▸ Aufgabenstellung:
1) Kannst du aus dem Interview zur Koalition alles von „Gerstorfer: In der“ bis hinunter zu „große Krise hineininterpretiert.“ wortgetreu wiedergeben?
2) Kannst du das Interview zur Koalition im Anschluss an seinen letzten Satz fortführen?

━━━━━ Artikel ━━━━━

Gerstorfer: In der letzten Sitzung des SPÖ-Bundespräsidiums und des Bundesparteivorstandes gab es die klare Positionierung, dass man die Koalition nicht gefährden will. Und diese Position verändert sich nicht durch diverse Berichte der Medien, die natürlich jetzt wieder das Thema hypen. Da wird jetzt wieder einmal die große Krise hineininterpretiert.

STANDARD: Sie wollen mir aber jetzt nicht die Koalition als harmonischen Paarlauf verkaufen, oder?

Gerstorfer: Nein. Harmonie ist nicht das Regierungsziel. Eine Koalition ist keine Liebesheirat, wir wollen als SPÖ etwas durchbringen. Und wir sind zuletzt deutlich über unseren Schatten gesprungen, etwa bei Themen wie etwa Arbeitszeitflexibilisierung. Was fehlt, ist die adäquate Resonanz der ÖVP. Jetzt wird halt verhandelt. Aber die Journalisten sehen ja gleich die ganze Regierungszusammenarbeit gefährdet.

STANDARD: Abgesehen von den "bösen" Medien – war es Ihrer Meinung nach klug von Bundeskanzler Christian Kern, der ÖVP die Rute ins Fenster zu stellen und hinsichtlich eines überarbeiteten Regierungsprogramms ein Ultimatum zu setzen?

━━━━━ Datenauszüge ━━━━━

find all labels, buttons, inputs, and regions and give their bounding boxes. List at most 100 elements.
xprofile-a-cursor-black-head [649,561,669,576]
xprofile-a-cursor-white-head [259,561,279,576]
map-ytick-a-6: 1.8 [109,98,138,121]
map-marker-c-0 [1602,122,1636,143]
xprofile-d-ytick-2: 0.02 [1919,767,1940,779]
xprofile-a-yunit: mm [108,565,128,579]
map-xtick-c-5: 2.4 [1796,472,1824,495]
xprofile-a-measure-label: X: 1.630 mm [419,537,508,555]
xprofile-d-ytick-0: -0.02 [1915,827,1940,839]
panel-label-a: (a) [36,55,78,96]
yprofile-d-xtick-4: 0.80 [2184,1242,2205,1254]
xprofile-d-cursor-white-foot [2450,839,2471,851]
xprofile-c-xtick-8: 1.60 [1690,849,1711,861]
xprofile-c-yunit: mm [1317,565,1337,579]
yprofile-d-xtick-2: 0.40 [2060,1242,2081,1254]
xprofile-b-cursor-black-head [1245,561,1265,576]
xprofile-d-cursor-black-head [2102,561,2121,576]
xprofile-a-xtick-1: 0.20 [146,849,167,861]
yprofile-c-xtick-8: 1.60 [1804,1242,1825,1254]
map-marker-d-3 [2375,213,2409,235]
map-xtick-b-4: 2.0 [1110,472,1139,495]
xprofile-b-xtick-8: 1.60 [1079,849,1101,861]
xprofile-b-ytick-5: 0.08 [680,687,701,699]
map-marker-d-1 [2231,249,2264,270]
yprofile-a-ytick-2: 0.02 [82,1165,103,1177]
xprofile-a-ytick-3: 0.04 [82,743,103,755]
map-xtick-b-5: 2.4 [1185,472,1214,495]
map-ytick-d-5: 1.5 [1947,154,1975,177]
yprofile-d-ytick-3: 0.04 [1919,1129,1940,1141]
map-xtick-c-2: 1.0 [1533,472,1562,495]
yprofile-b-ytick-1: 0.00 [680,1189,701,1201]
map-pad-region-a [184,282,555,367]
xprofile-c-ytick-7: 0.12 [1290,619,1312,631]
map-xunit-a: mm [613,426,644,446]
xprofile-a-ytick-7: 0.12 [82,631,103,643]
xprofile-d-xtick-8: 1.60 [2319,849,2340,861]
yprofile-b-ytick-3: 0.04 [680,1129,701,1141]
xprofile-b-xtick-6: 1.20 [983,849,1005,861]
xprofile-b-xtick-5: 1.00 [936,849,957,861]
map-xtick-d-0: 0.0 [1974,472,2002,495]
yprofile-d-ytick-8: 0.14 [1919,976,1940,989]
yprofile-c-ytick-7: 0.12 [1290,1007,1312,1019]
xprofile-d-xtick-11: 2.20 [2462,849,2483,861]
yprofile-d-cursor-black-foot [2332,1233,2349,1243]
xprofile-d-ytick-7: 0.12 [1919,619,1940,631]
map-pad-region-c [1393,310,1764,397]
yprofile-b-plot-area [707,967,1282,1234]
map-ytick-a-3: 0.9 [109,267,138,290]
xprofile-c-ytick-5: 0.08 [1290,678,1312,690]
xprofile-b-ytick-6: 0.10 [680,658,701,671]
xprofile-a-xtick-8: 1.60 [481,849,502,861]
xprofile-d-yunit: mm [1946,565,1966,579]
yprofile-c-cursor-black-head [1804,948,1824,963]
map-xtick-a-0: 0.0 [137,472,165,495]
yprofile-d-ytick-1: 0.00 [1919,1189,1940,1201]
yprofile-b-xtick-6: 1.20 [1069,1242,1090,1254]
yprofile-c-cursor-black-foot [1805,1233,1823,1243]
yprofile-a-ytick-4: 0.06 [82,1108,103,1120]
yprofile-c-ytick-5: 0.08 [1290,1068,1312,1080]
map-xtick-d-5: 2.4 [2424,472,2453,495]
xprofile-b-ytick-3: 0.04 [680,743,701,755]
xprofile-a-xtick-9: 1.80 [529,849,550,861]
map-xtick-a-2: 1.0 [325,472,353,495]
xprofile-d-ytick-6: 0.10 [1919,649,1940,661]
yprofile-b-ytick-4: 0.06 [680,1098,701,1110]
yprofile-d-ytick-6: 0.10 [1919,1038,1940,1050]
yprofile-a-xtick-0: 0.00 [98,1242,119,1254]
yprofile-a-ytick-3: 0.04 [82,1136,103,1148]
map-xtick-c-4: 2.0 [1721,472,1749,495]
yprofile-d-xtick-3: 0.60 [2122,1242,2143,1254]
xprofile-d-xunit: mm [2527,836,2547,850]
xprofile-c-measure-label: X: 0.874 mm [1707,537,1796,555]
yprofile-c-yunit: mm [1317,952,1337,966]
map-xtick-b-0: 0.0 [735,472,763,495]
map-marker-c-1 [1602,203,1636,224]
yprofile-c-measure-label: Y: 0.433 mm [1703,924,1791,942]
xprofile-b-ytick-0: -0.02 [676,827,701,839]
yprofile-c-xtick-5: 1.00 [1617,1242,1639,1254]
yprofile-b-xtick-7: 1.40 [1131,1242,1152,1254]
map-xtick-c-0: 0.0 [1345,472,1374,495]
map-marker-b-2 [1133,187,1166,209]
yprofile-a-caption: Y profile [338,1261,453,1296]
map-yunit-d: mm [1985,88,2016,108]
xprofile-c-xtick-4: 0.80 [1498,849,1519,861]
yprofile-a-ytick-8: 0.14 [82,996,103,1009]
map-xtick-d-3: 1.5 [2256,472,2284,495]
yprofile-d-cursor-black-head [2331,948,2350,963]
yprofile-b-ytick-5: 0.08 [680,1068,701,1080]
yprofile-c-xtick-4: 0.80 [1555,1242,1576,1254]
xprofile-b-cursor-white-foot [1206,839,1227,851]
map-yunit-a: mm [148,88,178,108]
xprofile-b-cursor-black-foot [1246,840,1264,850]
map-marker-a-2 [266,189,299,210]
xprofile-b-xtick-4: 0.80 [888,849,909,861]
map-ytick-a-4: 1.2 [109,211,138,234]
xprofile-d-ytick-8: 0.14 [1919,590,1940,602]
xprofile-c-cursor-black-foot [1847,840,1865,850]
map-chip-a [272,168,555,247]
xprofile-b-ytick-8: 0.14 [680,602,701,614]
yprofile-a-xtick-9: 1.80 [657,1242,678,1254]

━━━━━

▸ Endergebnisse:
1)
Gerstorfer: In der letzten Sitzung des SPÖ-Bundespräsidiums und des Bundesparteivorstandes gab es die klare Positionierung, dass man die Koalition nicht gefährden will. Und diese Position verändert sich nicht durch diverse Berichte der Medien, die natürlich jetzt wieder das Thema hypen. Da wird jetzt wieder einmal die große Krise hineininterpretiert.

2)
Gerstorfer: Natürlich. Man kann ja nicht ewig dahinwurschteln. Und zu sagen, die ÖVP stehe jetzt mit dem Rücken zur Wand, ist lächerlich. Die ÖVP sollte ganz einfach jetzt in konstruktive Gespräche einsteigen. Themenstellungen, die jetzt auf dem Tisch liegen, müssen gemeinsam bearbeitet werden. Und wir reden hier nicht von absoluten Tabuthemen. Da sind Bereiche dabei, die immer im Forderungskatalog der ÖVP waren. Daher muss man sich die Frage stellen: Was ist jetzt der Grund für den schwarzen Widerstand?

STANDARD: Aber wird es nicht schwierig, wenn man dem Partner gleich zu Beginn der Gespräche ausrichtet, es müsse an diesem Tag ein Ergebnis auf dem Tisch liegen, weil sonst sei ohnehin alles zu spät?

Gerstorfer: Es ist halt eine bestimmte Form der Ungeduld vorhanden. Und wir haben einen neuen Polit-Stil: Kanzler Kern war lange Manager – er ist es gewöhnt, dass in absehbarer Zeit was weitergeht.

STANDARD: Könnte sich die SPÖ jetzt Neuwahlen leisten?

Gerstorfer: Was heißt leisten? Finanziell? Emotional?

STANDARD: Vor allem wird man wohl als Sieger vom Platz gehen wollen.

Gerstorfer: Mit dem "Plan A" hat die SPÖ Themen vorgegeben, die über ein Detailthema der siebten Unterüberschrift hinausgehen. Wir haben ein Zukunftspaket für Österreich präsentiert. Und die ÖVP verliert sich in Randdebatten wie dem Kopftuchverbot im öffentlichen Dienst.

STANDARD: Wann würde es mit der ÖVP nicht mehr gehen?

Gerstorfer: Das ist schwierig zu sagen. Ein Scheidungsgrund kann manchmal eine Summe von Kleinigkeiten sein, es kann eine einzelne Grenzüberschreitung sein.

STANDARD: Wo liegt die Grenze für die SPÖ?

Gerstorfer: Das kann ich nicht vorhersagen. Auch nicht, ob diese Grenze jemals erreicht wird.

STANDARD: Verstehen Sie eigentlich den Politikfrust bei vielen Wählern?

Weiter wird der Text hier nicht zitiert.